**Input for this task**
______
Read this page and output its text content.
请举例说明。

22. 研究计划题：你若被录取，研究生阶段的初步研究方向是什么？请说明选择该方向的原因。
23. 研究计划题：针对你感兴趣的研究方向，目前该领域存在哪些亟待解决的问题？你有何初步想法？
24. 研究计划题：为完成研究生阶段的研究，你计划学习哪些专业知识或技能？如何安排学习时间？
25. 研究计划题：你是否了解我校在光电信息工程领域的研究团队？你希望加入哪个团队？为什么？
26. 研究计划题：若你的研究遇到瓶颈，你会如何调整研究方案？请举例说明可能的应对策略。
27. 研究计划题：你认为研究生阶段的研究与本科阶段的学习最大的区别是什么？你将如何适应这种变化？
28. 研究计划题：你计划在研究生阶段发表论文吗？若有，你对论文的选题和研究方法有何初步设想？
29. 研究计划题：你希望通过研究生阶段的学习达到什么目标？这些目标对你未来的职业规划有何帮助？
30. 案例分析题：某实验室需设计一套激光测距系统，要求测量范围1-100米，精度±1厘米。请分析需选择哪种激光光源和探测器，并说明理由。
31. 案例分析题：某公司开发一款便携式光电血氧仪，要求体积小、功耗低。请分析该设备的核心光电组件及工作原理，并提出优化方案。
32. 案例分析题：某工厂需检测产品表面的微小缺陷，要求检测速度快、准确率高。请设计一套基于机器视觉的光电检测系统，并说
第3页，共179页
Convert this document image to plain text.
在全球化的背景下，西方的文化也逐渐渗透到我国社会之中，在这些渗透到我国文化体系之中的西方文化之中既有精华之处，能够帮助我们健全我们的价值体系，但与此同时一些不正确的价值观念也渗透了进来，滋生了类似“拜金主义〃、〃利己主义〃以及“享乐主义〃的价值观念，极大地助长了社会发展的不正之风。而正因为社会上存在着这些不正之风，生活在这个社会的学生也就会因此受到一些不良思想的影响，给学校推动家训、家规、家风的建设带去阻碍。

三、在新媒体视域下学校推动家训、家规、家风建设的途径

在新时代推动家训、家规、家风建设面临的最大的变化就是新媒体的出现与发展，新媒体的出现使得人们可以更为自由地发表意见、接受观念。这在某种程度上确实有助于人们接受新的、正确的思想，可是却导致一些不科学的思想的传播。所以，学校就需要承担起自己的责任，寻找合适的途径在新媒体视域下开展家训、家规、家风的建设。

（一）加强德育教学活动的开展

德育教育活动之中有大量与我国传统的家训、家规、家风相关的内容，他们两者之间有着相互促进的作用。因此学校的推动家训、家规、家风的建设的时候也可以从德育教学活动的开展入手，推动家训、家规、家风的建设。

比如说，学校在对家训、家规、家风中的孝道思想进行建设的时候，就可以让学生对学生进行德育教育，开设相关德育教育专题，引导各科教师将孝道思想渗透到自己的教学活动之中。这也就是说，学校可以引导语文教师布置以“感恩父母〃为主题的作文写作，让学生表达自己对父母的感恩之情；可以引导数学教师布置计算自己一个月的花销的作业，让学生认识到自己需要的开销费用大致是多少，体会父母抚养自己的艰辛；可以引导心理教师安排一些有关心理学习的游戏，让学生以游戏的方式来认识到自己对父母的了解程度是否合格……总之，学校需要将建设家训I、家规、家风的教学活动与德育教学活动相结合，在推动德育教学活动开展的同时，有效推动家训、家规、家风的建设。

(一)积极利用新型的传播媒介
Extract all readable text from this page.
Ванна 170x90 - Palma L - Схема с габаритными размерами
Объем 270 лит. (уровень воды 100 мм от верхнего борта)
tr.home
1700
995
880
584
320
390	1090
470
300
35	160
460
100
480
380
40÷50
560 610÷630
______
**Problem requirements**
Take the lines above from the one holding "Extract all readable text from this page." to the last and output them exactly.

**Complete response**
Extract all readable text from this page.
Ванна 170x90 - Palma L - Схема с габаритными размерами
Объем 270 лит. (уровень воды 100 мм от верхнего борта)
tr.home
1700
995
880
584
320
390	1090
470
300
35	160
460
100
480
380
40÷50
560 610÷630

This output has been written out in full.